--- Work required ---
Search the material below for the string "Combinational" and list each line that holds it.
══════════
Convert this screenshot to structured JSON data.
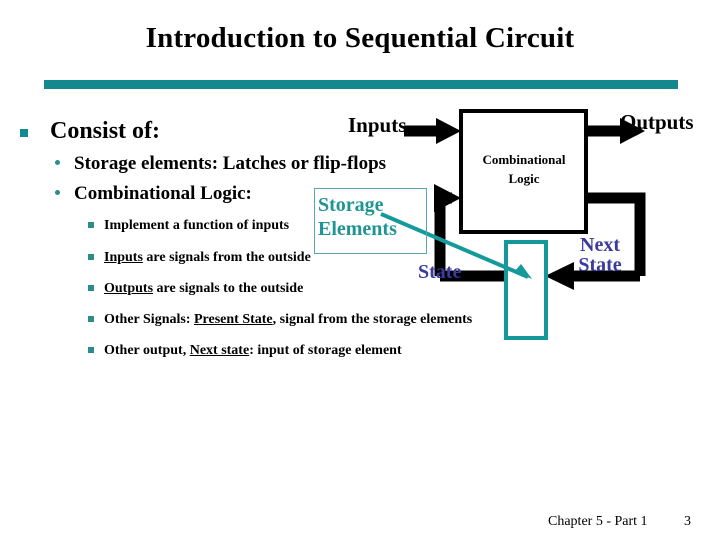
{
  "slide": {
    "title": "Introduction to Sequential Circuit",
    "accent_teal": "#13888E",
    "accent_purple": "#3B3B9E"
  },
  "bullets": {
    "level1": "Consist of:",
    "level2": [
      "Storage elements: Latches or flip-flops",
      "Combinational Logic:"
    ],
    "level3": [
      {
        "pre": "",
        "underline": "",
        "post": "Implement a function of inputs"
      },
      {
        "pre": "",
        "underline": "Inputs",
        "post": " are signals from the outside"
      },
      {
        "pre": "",
        "underline": "Outputs",
        "post": " are signals to the outside"
      },
      {
        "pre": "Other Signals: ",
        "underline": "Present State",
        "post": ", signal from the storage elements"
      },
      {
        "pre": "Other output, ",
        "underline": "Next state",
        "post": ": input of storage element"
      }
    ]
  },
  "diagram": {
    "inputs_label": "Inputs",
    "outputs_label": "Outputs",
    "comb_logic_line1": "Combinational",
    "comb_logic_line2": "Logic",
    "state_label": "State",
    "next_state_line1": "Next",
    "next_state_line2": "State",
    "storage_line1": "Storage",
    "storage_line2": "Elements"
  },
  "footer": {
    "chapter": "Chapter 5 - Part 1",
    "page": "3"
  }
}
══════════
--- Task solution ---
      "Combinational Logic:"
    "comb_logic_line1": "Combinational",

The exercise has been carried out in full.